▶ [EXERCISE INSTRUCTIONS]: Make an exact copy of the records, with the pictures left out.

▶ [SUPPLIED MATERIAL]:
▬▬▬▬▬▬

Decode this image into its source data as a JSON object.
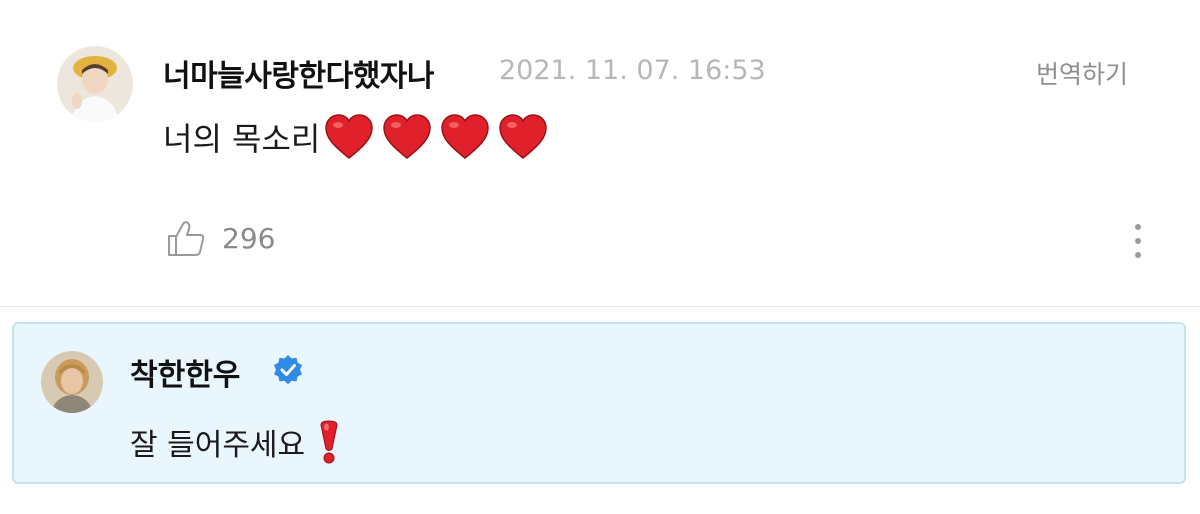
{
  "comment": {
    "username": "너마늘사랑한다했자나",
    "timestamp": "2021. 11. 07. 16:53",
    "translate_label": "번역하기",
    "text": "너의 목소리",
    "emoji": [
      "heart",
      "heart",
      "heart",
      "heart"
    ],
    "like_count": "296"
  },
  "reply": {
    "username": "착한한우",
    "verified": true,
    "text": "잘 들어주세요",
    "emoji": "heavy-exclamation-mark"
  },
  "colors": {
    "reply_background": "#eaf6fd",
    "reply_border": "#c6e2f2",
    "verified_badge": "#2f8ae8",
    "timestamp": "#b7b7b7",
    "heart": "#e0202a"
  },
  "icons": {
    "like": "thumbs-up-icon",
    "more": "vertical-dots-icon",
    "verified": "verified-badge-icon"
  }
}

▬▬▬▬▬▬

▶ [THE COMPLETED TASK]:
Decode this image into its source data as a JSON object.
{
  "comment": {
    "username": "너마늘사랑한다했자나",
    "timestamp": "2021. 11. 07. 16:53",
    "translate_label": "번역하기",
    "text": "너의 목소리",
    "emoji": [
      "heart",
      "heart",
      "heart",
      "heart"
    ],
    "like_count": "296"
  },
  "reply": {
    "username": "착한한우",
    "verified": true,
    "text": "잘 들어주세요",
    "emoji": "heavy-exclamation-mark"
  },
  "colors": {
    "reply_background": "#eaf6fd",
    "reply_border": "#c6e2f2",
    "verified_badge": "#2f8ae8",
    "timestamp": "#b7b7b7",
    "heart": "#e0202a"
  },
  "icons": {
    "like": "thumbs-up-icon",
    "more": "vertical-dots-icon",
    "verified": "verified-badge-icon"
  }
}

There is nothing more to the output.